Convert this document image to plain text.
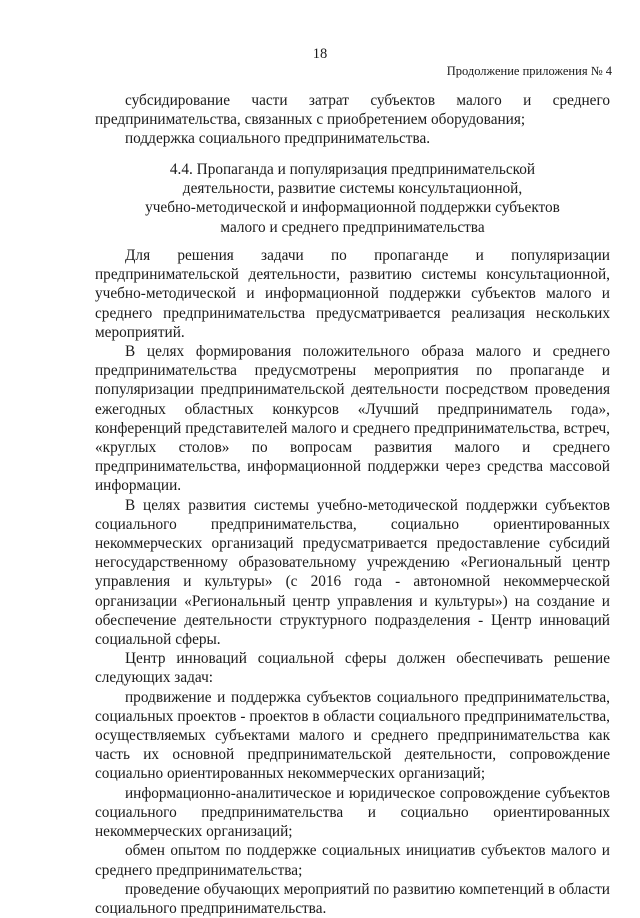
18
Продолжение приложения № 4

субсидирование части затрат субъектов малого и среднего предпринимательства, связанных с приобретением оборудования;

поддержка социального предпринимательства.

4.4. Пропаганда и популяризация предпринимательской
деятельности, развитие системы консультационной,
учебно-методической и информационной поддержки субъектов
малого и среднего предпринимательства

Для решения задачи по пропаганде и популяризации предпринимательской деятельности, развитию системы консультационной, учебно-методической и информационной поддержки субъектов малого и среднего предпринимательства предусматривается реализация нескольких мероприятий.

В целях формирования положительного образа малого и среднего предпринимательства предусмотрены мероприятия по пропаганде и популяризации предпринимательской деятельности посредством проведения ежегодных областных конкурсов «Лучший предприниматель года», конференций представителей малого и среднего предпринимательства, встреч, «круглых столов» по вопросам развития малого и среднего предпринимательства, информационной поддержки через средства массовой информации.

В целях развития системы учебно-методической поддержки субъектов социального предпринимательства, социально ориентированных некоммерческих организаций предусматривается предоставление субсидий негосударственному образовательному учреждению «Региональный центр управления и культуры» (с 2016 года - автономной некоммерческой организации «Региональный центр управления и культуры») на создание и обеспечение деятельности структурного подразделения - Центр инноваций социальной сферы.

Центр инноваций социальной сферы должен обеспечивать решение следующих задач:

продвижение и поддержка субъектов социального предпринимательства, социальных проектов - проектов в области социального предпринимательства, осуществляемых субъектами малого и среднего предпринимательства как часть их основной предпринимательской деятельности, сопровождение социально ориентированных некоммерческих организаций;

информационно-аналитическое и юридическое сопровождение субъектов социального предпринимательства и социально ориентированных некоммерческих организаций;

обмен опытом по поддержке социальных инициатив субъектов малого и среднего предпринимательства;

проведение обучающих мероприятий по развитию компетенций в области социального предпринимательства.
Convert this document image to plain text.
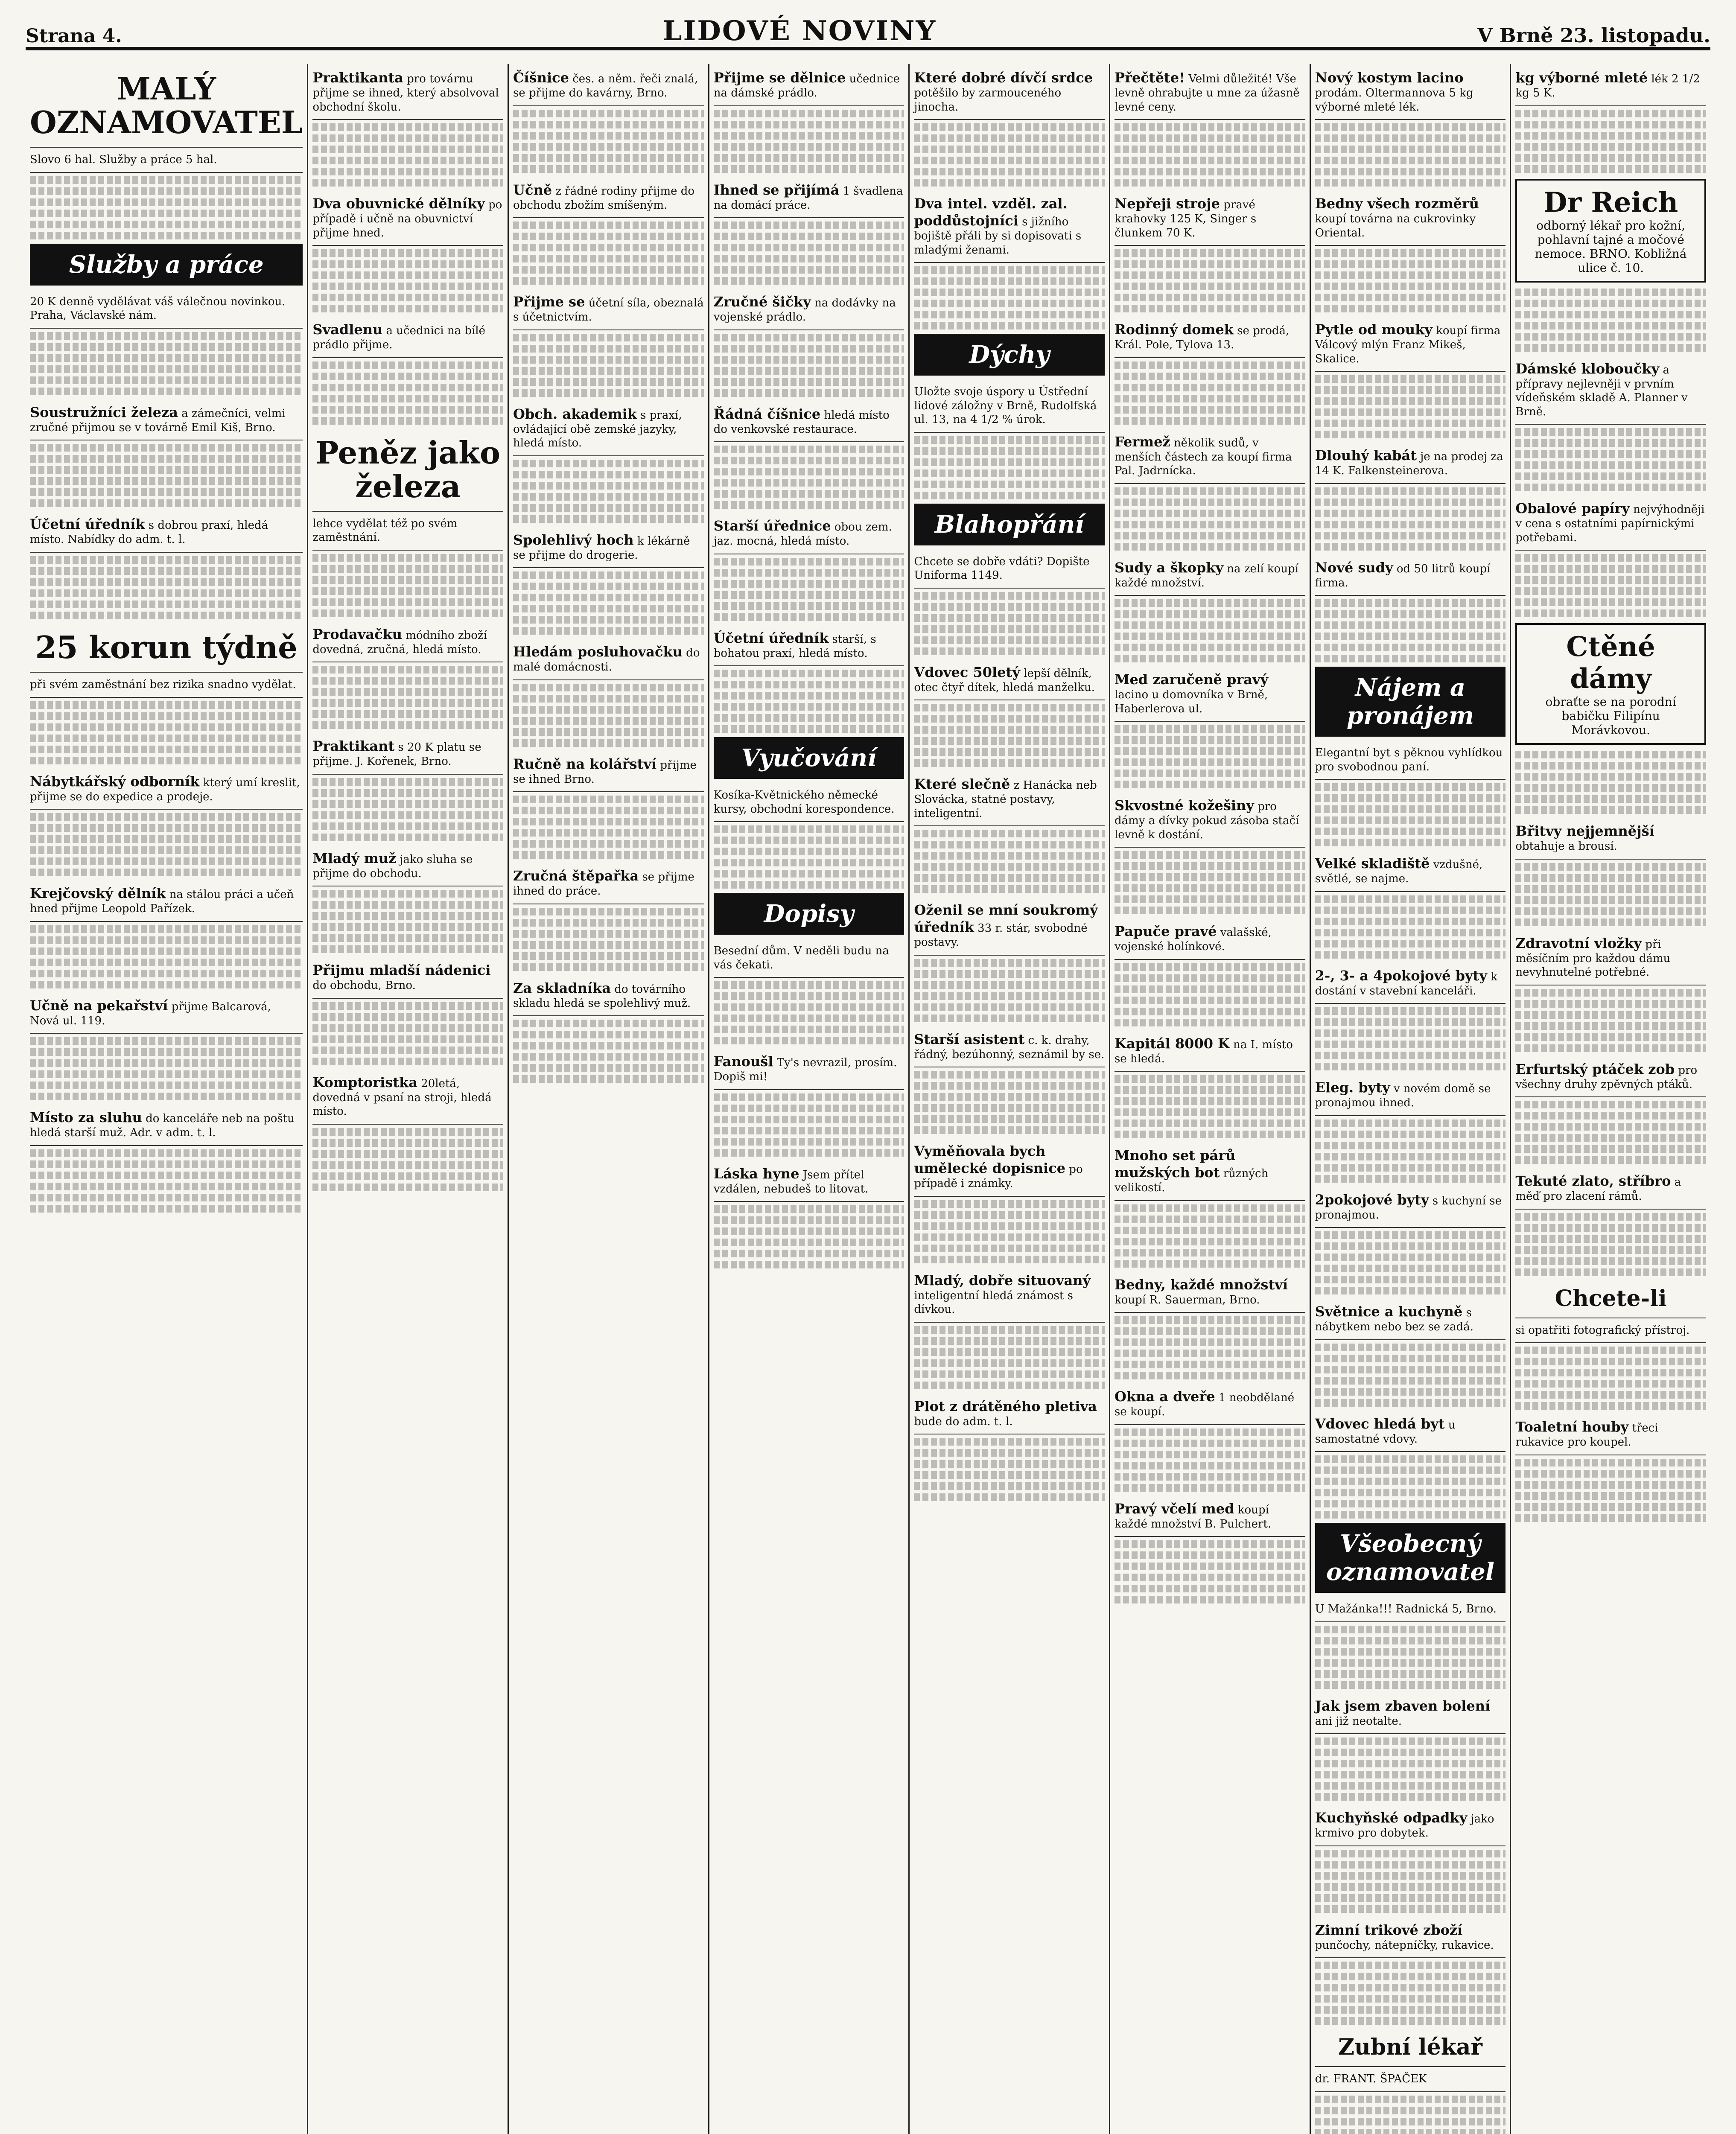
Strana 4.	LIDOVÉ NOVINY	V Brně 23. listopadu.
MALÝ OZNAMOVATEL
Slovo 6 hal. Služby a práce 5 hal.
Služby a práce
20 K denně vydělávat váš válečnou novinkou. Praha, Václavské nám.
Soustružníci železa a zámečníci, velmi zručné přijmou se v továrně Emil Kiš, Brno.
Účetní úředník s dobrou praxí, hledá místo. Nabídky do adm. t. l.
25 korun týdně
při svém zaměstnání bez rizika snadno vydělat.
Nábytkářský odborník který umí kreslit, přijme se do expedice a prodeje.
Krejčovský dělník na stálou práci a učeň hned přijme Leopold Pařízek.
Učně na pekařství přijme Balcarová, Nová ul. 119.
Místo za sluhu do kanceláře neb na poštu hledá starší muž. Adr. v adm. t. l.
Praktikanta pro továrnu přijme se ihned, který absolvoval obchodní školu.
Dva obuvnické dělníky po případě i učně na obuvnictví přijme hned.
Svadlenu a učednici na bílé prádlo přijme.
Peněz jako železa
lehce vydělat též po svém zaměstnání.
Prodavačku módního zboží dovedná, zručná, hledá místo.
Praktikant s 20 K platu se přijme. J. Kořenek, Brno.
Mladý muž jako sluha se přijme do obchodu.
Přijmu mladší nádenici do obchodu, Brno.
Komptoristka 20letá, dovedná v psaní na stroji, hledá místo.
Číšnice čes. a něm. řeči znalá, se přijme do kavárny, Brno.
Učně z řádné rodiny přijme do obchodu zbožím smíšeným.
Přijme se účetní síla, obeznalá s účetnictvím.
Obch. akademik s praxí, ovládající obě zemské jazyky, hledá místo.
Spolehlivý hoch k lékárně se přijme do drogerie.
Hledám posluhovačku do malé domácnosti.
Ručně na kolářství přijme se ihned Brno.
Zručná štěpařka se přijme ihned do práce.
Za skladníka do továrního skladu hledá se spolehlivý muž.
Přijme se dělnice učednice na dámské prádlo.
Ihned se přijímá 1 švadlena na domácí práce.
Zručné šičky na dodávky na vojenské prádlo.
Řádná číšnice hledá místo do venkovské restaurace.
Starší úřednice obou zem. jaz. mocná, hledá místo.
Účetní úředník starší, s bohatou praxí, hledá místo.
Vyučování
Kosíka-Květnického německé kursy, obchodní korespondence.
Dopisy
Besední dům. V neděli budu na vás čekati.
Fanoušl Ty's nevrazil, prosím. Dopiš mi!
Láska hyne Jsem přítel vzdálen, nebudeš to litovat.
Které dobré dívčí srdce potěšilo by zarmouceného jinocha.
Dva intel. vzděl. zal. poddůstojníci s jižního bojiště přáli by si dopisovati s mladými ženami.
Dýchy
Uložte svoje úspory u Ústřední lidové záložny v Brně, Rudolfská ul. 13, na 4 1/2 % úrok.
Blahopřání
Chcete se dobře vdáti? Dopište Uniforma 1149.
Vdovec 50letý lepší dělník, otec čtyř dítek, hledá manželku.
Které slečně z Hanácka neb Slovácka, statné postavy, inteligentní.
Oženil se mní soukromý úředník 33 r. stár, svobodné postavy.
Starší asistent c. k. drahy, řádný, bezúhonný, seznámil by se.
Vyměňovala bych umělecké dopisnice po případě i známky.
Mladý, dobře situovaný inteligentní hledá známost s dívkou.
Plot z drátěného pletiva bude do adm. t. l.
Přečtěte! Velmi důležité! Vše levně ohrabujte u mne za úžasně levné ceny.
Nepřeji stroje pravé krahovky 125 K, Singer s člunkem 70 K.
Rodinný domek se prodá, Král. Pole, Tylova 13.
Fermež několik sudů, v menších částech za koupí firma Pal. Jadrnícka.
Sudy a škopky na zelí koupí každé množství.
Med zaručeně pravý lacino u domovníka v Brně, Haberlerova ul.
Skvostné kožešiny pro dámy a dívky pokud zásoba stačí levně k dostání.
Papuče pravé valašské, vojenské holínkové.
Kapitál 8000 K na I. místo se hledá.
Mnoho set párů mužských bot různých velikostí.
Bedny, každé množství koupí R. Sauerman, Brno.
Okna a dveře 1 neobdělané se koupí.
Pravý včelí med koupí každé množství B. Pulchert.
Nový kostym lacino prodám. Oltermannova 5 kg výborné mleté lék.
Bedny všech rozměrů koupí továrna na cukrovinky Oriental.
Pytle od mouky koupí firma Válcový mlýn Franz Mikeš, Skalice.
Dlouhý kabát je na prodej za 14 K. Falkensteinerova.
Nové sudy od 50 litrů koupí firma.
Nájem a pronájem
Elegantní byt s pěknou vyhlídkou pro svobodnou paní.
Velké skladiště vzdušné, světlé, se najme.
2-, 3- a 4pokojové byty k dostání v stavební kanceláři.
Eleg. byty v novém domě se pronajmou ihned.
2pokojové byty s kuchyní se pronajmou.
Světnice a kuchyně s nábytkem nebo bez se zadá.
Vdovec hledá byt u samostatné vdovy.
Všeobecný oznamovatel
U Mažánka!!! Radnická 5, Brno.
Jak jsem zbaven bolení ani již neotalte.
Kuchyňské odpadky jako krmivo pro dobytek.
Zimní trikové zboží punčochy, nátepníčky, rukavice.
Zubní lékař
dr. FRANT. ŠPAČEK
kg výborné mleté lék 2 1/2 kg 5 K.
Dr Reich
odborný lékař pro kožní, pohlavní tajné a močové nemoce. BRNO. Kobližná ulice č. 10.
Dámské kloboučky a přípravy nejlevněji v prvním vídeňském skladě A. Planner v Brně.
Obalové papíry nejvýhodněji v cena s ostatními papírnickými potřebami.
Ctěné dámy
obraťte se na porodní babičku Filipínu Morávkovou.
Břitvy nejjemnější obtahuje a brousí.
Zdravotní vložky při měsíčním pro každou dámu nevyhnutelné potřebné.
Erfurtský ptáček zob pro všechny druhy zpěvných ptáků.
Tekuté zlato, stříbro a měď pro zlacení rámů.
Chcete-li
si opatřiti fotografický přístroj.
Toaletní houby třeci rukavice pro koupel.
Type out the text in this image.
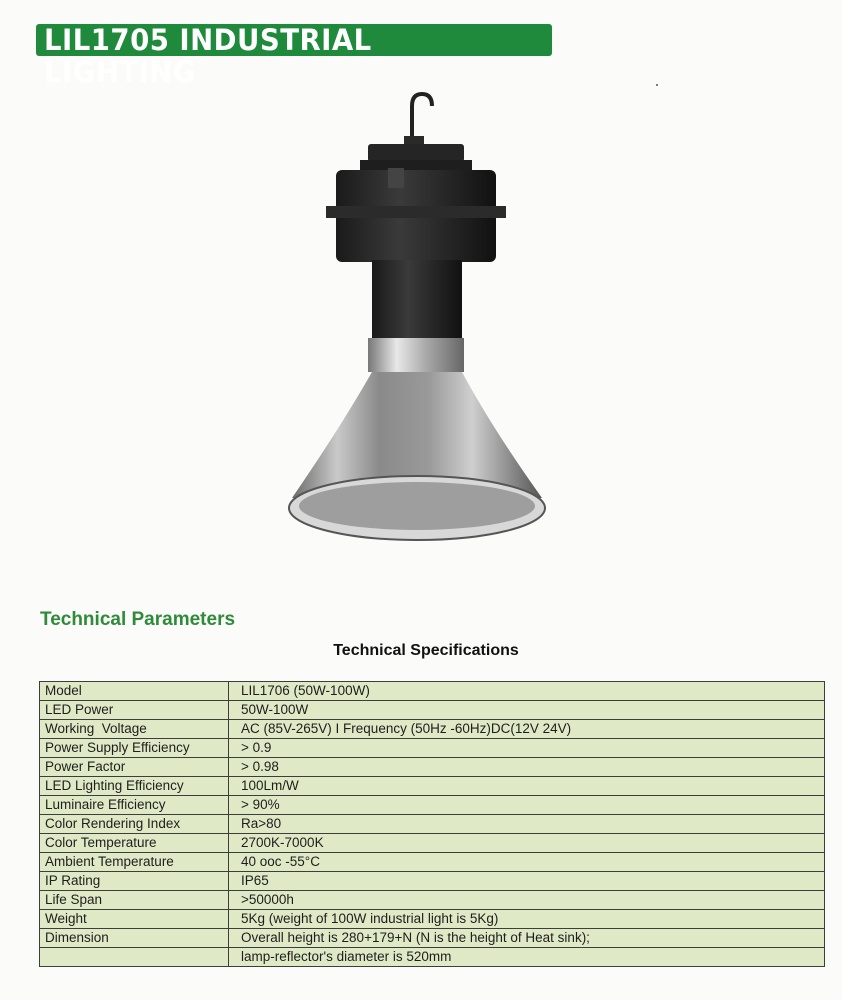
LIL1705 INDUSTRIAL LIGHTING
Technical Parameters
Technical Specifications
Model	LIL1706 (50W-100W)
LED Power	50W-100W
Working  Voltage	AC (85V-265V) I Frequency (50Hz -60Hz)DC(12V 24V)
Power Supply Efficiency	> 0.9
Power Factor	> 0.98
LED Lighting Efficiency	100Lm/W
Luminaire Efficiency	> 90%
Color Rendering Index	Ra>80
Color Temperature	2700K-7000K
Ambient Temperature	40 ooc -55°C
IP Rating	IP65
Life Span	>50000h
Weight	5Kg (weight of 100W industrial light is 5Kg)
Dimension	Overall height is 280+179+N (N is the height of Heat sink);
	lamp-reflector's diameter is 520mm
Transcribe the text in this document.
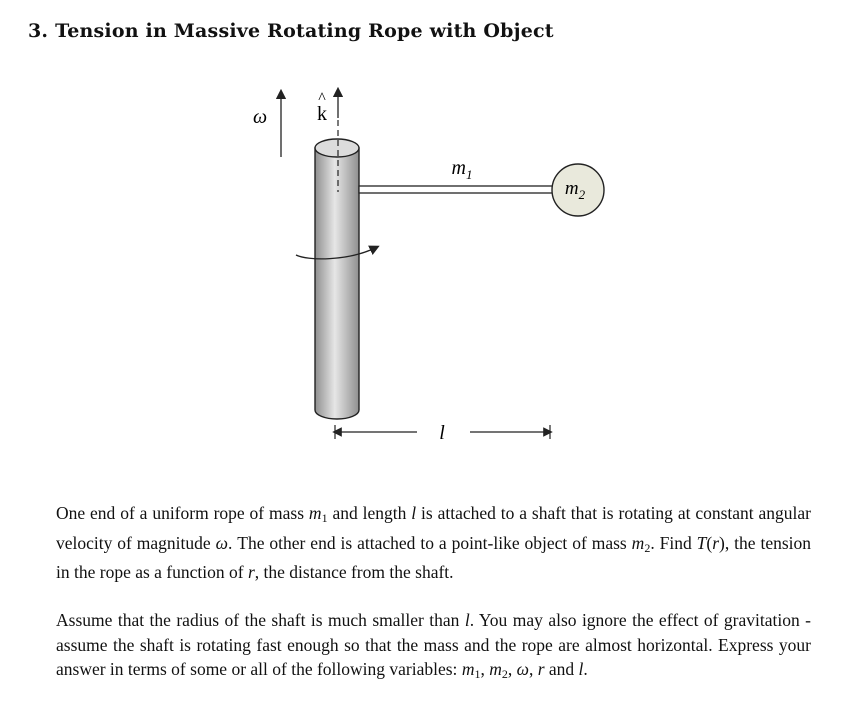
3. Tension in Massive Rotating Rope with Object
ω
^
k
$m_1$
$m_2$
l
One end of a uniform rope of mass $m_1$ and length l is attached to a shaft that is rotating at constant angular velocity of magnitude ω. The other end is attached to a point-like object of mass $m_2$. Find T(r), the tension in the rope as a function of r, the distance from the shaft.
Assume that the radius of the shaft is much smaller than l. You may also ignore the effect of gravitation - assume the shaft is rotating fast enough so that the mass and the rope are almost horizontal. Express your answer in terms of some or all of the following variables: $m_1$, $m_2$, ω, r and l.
++++++
» Directions for this task
Do not include the pictures. Quote only the lines from the line with "Transcribe the text in this document." through the end of the material, both ends included, exactly.

» Right answer
Transcribe the text in this document.
3. Tension in Massive Rotating Rope with Object
ω
^
k
$m_1$
$m_2$
l
One end of a uniform rope of mass $m_1$ and length l is attached to a shaft that is rotating at constant angular velocity of magnitude ω. The other end is attached to a point-like object of mass $m_2$. Find T(r), the tension in the rope as a function of r, the distance from the shaft.
Assume that the radius of the shaft is much smaller than l. You may also ignore the effect of gravitation - assume the shaft is rotating fast enough so that the mass and the rope are almost horizontal. Express your answer in terms of some or all of the following variables: $m_1$, $m_2$, ω, r and l.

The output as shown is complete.